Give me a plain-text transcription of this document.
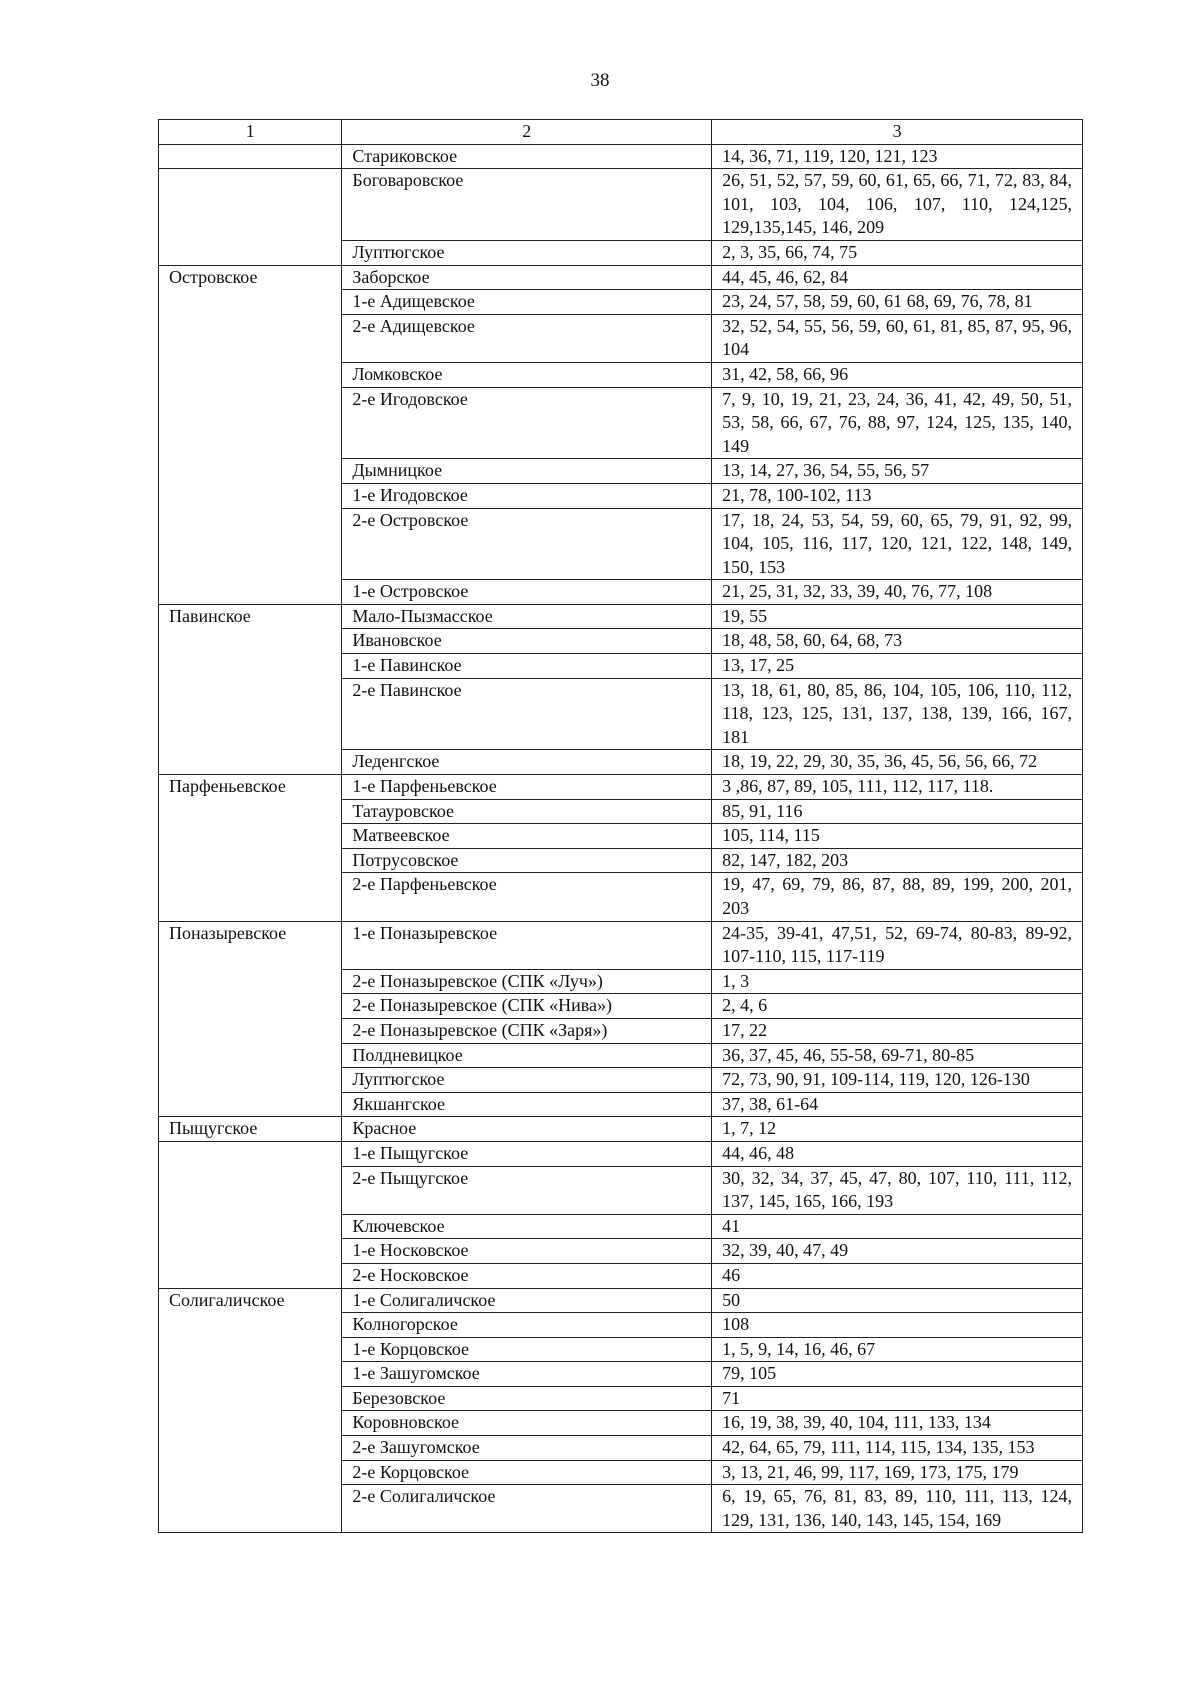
38
1	2	3
	Стариковское	14, 36, 71, 119, 120, 121, 123
	Боговаровское	26, 51, 52, 57, 59, 60, 61, 65, 66, 71, 72, 83, 84, 101, 103, 104, 106, 107, 110, 124,125, 129,135,145, 146, 209
	Луптюгское	2, 3, 35, 66, 74, 75
Островское	Заборское	44, 45, 46, 62, 84
	1-е Адищевское	23, 24, 57, 58, 59, 60, 61 68, 69, 76, 78, 81
	2-е Адищевское	32, 52, 54, 55, 56, 59, 60, 61, 81, 85, 87, 95, 96, 104
	Ломковское	31, 42, 58, 66, 96
	2-е Игодовское	7, 9, 10, 19, 21, 23, 24, 36, 41, 42, 49, 50, 51, 53, 58, 66, 67, 76, 88, 97, 124, 125, 135, 140, 149
	Дымницкое	13, 14, 27, 36, 54, 55, 56, 57
	1-е Игодовское	21, 78, 100-102, 113
	2-е Островское	17, 18, 24, 53, 54, 59, 60, 65, 79, 91, 92, 99, 104, 105, 116, 117, 120, 121, 122, 148, 149, 150, 153
	1-е Островское	21, 25, 31, 32, 33, 39, 40, 76, 77, 108
Павинское	Мало-Пызмасское	19, 55
	Ивановское	18, 48, 58, 60, 64, 68, 73
	1-е Павинское	13, 17, 25
	2-е Павинское	13, 18, 61, 80, 85, 86, 104, 105, 106, 110, 112, 118, 123, 125, 131, 137, 138, 139, 166, 167, 181
	Леденгское	18, 19, 22, 29, 30, 35, 36, 45, 56, 56, 66, 72
Парфеньевское	1-е Парфеньевское	3 ,86, 87, 89, 105, 111, 112, 117, 118.
	Татауровское	85, 91, 116
	Матвеевское	105, 114, 115
	Потрусовское	82, 147, 182, 203
	2-е Парфеньевское	19, 47, 69, 79, 86, 87, 88, 89, 199, 200, 201, 203
Поназыревское	1-е Поназыревское	24-35, 39-41, 47,51, 52, 69-74, 80-83, 89-92, 107-110, 115, 117-119
	2-е Поназыревское (СПК «Луч»)	1, 3
	2-е Поназыревское (СПК «Нива»)	2, 4, 6
	2-е Поназыревское (СПК «Заря»)	17, 22
	Полдневицкое	36, 37, 45, 46, 55-58, 69-71, 80-85
	Луптюгское	72, 73, 90, 91, 109-114, 119, 120, 126-130
	Якшангское	37, 38, 61-64
Пыщугское	Красное	1, 7, 12
	1-е Пыщугское	44, 46, 48
	2-е Пыщугское	30, 32, 34, 37, 45, 47, 80, 107, 110, 111, 112, 137, 145, 165, 166, 193
	Ключевское	41
	1-е Носковское	32, 39, 40, 47, 49
	2-е Носковское	46
Солигаличское	1-е Солигаличское	50
	Колногорское	108
	1-е Корцовское	1, 5, 9, 14, 16, 46, 67
	1-е Зашугомское	79, 105
	Березовское	71
	Коровновское	16, 19, 38, 39, 40, 104, 111, 133, 134
	2-е Зашугомское	42, 64, 65, 79, 111, 114, 115, 134, 135, 153
	2-е Корцовское	3, 13, 21, 46, 99, 117, 169, 173, 175, 179
	2-е Солигаличское	6, 19, 65, 76, 81, 83, 89, 110, 111, 113, 124, 129, 131, 136, 140, 143, 145, 154, 169
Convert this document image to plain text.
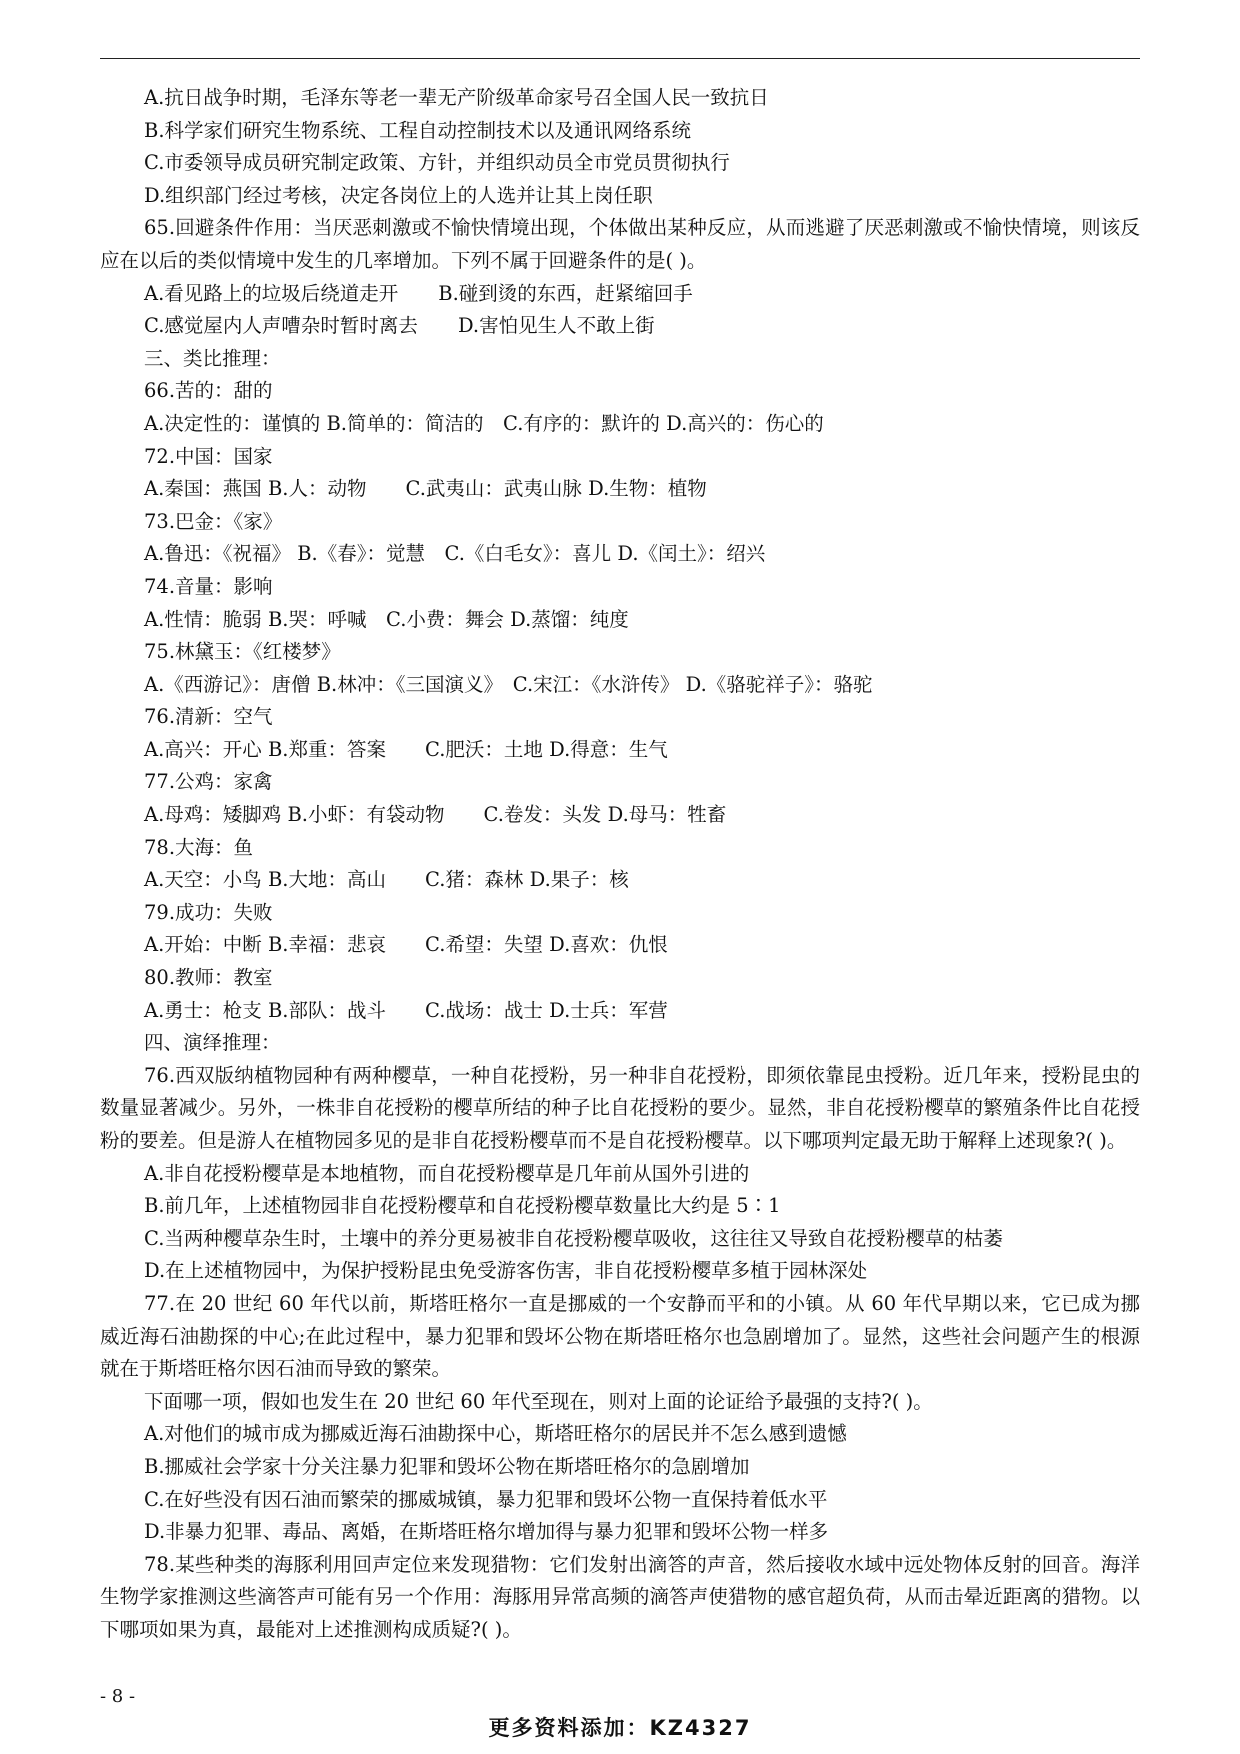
A.抗日战争时期，毛泽东等老一辈无产阶级革命家号召全国人民一致抗日
B.科学家们研究生物系统、工程自动控制技术以及通讯网络系统
C.市委领导成员研究制定政策、方针，并组织动员全市党员贯彻执行
D.组织部门经过考核，决定各岗位上的人选并让其上岗任职
65.回避条件作用：当厌恶刺激或不愉快情境出现，个体做出某种反应，从而逃避了厌恶刺激或不愉快情境，则该反应在以后的类似情境中发生的几率增加。下列不属于回避条件的是( )。
A.看见路上的垃圾后绕道走开 B.碰到烫的东西，赶紧缩回手
C.感觉屋内人声嘈杂时暂时离去 D.害怕见生人不敢上街
三、类比推理：
66.苦的：甜的
A.决定性的：谨慎的 B.简单的：简洁的　C.有序的：默许的 D.高兴的：伤心的
72.中国：国家
A.秦国：燕国 B.人：动物　　C.武夷山：武夷山脉 D.生物：植物
73.巴金：《家》
A.鲁迅：《祝福》 B.《春》：觉慧　C.《白毛女》：喜儿 D.《闰土》：绍兴
74.音量：影响
A.性情：脆弱 B.哭：呼喊　C.小费：舞会 D.蒸馏：纯度
75.林黛玉：《红楼梦》
A.《西游记》：唐僧 B.林冲：《三国演义》　C.宋江：《水浒传》 D.《骆驼祥子》：骆驼
76.清新：空气
A.高兴：开心 B.郑重：答案　　C.肥沃：土地 D.得意：生气
77.公鸡：家禽
A.母鸡：矮脚鸡 B.小虾：有袋动物　　C.卷发：头发 D.母马：牲畜
78.大海：鱼
A.天空：小鸟 B.大地：高山　　C.猪：森林 D.果子：核
79.成功：失败
A.开始：中断 B.幸福：悲哀　　C.希望：失望 D.喜欢：仇恨
80.教师：教室
A.勇士：枪支 B.部队：战斗　　C.战场：战士 D.士兵：军营
四、演绎推理：
76.西双版纳植物园种有两种樱草，一种自花授粉，另一种非自花授粉，即须依靠昆虫授粉。近几年来，授粉昆虫的数量显著减少。另外，一株非自花授粉的樱草所结的种子比自花授粉的要少。显然，非自花授粉樱草的繁殖条件比自花授粉的要差。但是游人在植物园多见的是非自花授粉樱草而不是自花授粉樱草。以下哪项判定最无助于解释上述现象?( )。
A.非自花授粉樱草是本地植物，而自花授粉樱草是几年前从国外引进的
B.前几年，上述植物园非自花授粉樱草和自花授粉樱草数量比大约是 5∶1
C.当两种樱草杂生时，土壤中的养分更易被非自花授粉樱草吸收，这往往又导致自花授粉樱草的枯萎
D.在上述植物园中，为保护授粉昆虫免受游客伤害，非自花授粉樱草多植于园林深处
77.在 20 世纪 60 年代以前，斯塔旺格尔一直是挪威的一个安静而平和的小镇。从 60 年代早期以来，它已成为挪威近海石油勘探的中心;在此过程中，暴力犯罪和毁坏公物在斯塔旺格尔也急剧增加了。显然，这些社会问题产生的根源就在于斯塔旺格尔因石油而导致的繁荣。
下面哪一项，假如也发生在 20 世纪 60 年代至现在，则对上面的论证给予最强的支持?( )。
A.对他们的城市成为挪威近海石油勘探中心，斯塔旺格尔的居民并不怎么感到遗憾
B.挪威社会学家十分关注暴力犯罪和毁坏公物在斯塔旺格尔的急剧增加
C.在好些没有因石油而繁荣的挪威城镇，暴力犯罪和毁坏公物一直保持着低水平
D.非暴力犯罪、毒品、离婚，在斯塔旺格尔增加得与暴力犯罪和毁坏公物一样多
78.某些种类的海豚利用回声定位来发现猎物：它们发射出滴答的声音，然后接收水域中远处物体反射的回音。海洋生物学家推测这些滴答声可能有另一个作用：海豚用异常高频的滴答声使猎物的感官超负荷，从而击晕近距离的猎物。以下哪项如果为真，最能对上述推测构成质疑?( )。
- 8 -
更多资料添加：KZ4327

→ **Given problem**
Gather up every line from the listing above in which the word "this" occurs.

→ **Answer**
Give me a plain-text transcription of this document.
Convert this document image to plain text.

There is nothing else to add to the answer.